- _Stored records_
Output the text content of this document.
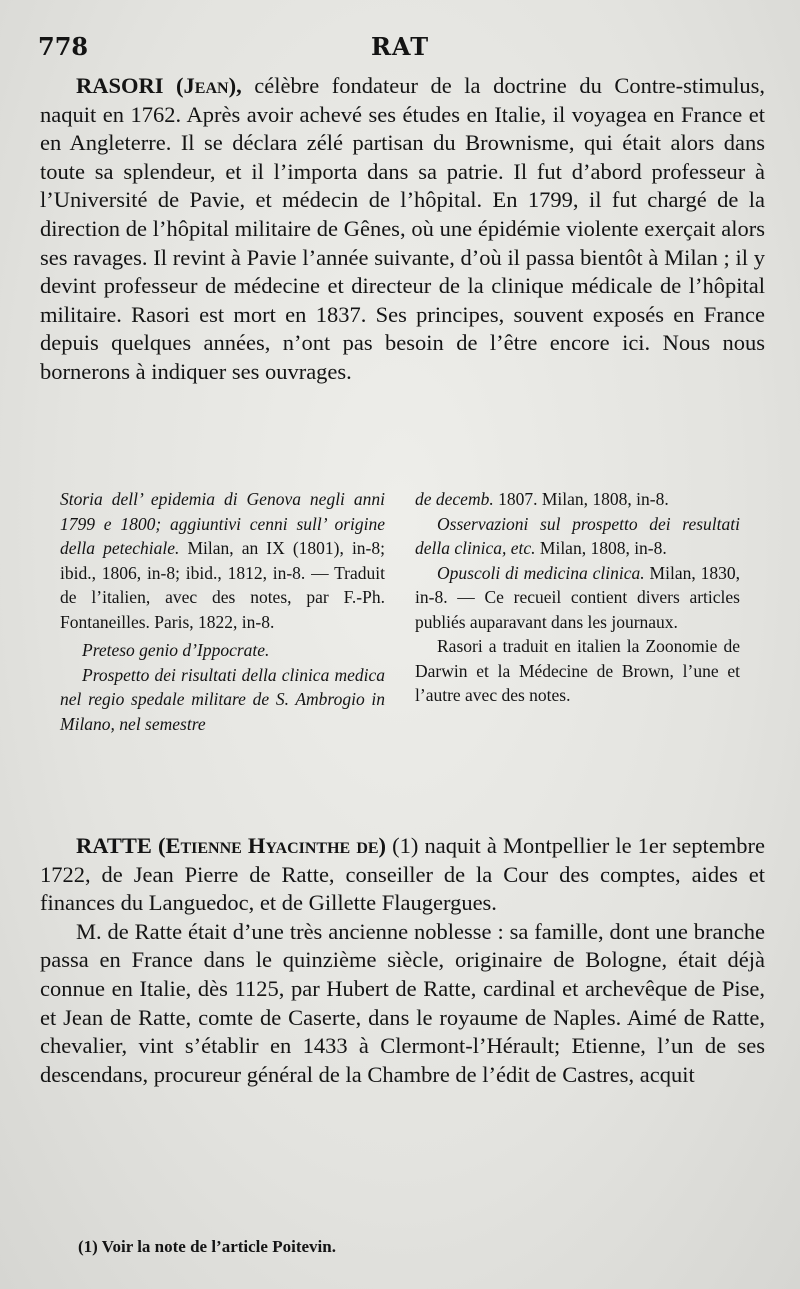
778	RAT

RASORI (Jean), célèbre fondateur de la doctrine du Contre-stimulus, naquit en 1762. Après avoir achevé ses études en Italie, il voyagea en France et en Angleterre. Il se déclara zélé partisan du Brownisme, qui était alors dans toute sa splendeur, et il l’importa dans sa patrie. Il fut d’abord professeur à l’Université de Pavie, et médecin de l’hôpital. En 1799, il fut chargé de la direction de l’hôpital militaire de Gênes, où une épidémie violente exerçait alors ses ravages. Il revint à Pavie l’année suivante, d’où il passa bientôt à Milan ; il y devint professeur de médecine et directeur de la clinique médicale de l’hôpital militaire. Rasori est mort en 1837. Ses principes, souvent exposés en France depuis quelques années, n’ont pas besoin de l’être encore ici. Nous nous bornerons à indiquer ses ouvrages.

Storia dell’ epidemia di Genova negli anni 1799 e 1800; aggiuntivi cenni sull’ origine della petechiale. Milan, an IX (1801), in-8; ibid., 1806, in-8; ibid., 1812, in-8. — Traduit de l’italien, avec des notes, par F.-Ph. Fontaneilles. Paris, 1822, in-8.

Preteso genio d’Ippocrate.

Prospetto dei risultati della clinica medica nel regio spedale militare de S. Ambrogio in Milano, nel semestre

de decemb. 1807. Milan, 1808, in-8.

Osservazioni sul prospetto dei resultati della clinica, etc. Milan, 1808, in-8.

Opuscoli di medicina clinica. Milan, 1830, in-8. — Ce recueil contient divers articles publiés auparavant dans les journaux.

Rasori a traduit en italien la Zoonomie de Darwin et la Médecine de Brown, l’une et l’autre avec des notes.

RATTE (Etienne Hyacinthe de) (1) naquit à Montpellier le 1er septembre 1722, de Jean Pierre de Ratte, conseiller de la Cour des comptes, aides et finances du Languedoc, et de Gillette Flaugergues.

M. de Ratte était d’une très ancienne noblesse : sa famille, dont une branche passa en France dans le quinzième siècle, originaire de Bologne, était déjà connue en Italie, dès 1125, par Hubert de Ratte, cardinal et archevêque de Pise, et Jean de Ratte, comte de Caserte, dans le royaume de Naples. Aimé de Ratte, chevalier, vint s’établir en 1433 à Clermont-l’Hérault; Etienne, l’un de ses descendans, procureur général de la Chambre de l’édit de Castres, acquit

(1) Voir la note de l’article Poitevin.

- _What to do_
Copy the records above exactly, leaving out every picture.

- _Result for this exercise_
Output the text content of this document.
778	RAT

RASORI (Jean), célèbre fondateur de la doctrine du Contre-stimulus, naquit en 1762. Après avoir achevé ses études en Italie, il voyagea en France et en Angleterre. Il se déclara zélé partisan du Brownisme, qui était alors dans toute sa splendeur, et il l’importa dans sa patrie. Il fut d’abord professeur à l’Université de Pavie, et médecin de l’hôpital. En 1799, il fut chargé de la direction de l’hôpital militaire de Gênes, où une épidémie violente exerçait alors ses ravages. Il revint à Pavie l’année suivante, d’où il passa bientôt à Milan ; il y devint professeur de médecine et directeur de la clinique médicale de l’hôpital militaire. Rasori est mort en 1837. Ses principes, souvent exposés en France depuis quelques années, n’ont pas besoin de l’être encore ici. Nous nous bornerons à indiquer ses ouvrages.

Storia dell’ epidemia di Genova negli anni 1799 e 1800; aggiuntivi cenni sull’ origine della petechiale. Milan, an IX (1801), in-8; ibid., 1806, in-8; ibid., 1812, in-8. — Traduit de l’italien, avec des notes, par F.-Ph. Fontaneilles. Paris, 1822, in-8.

Preteso genio d’Ippocrate.

Prospetto dei risultati della clinica medica nel regio spedale militare de S. Ambrogio in Milano, nel semestre

de decemb. 1807. Milan, 1808, in-8.

Osservazioni sul prospetto dei resultati della clinica, etc. Milan, 1808, in-8.

Opuscoli di medicina clinica. Milan, 1830, in-8. — Ce recueil contient divers articles publiés auparavant dans les journaux.

Rasori a traduit en italien la Zoonomie de Darwin et la Médecine de Brown, l’une et l’autre avec des notes.

RATTE (Etienne Hyacinthe de) (1) naquit à Montpellier le 1er septembre 1722, de Jean Pierre de Ratte, conseiller de la Cour des comptes, aides et finances du Languedoc, et de Gillette Flaugergues.

M. de Ratte était d’une très ancienne noblesse : sa famille, dont une branche passa en France dans le quinzième siècle, originaire de Bologne, était déjà connue en Italie, dès 1125, par Hubert de Ratte, cardinal et archevêque de Pise, et Jean de Ratte, comte de Caserte, dans le royaume de Naples. Aimé de Ratte, chevalier, vint s’établir en 1433 à Clermont-l’Hérault; Etienne, l’un de ses descendans, procureur général de la Chambre de l’édit de Castres, acquit

(1) Voir la note de l’article Poitevin.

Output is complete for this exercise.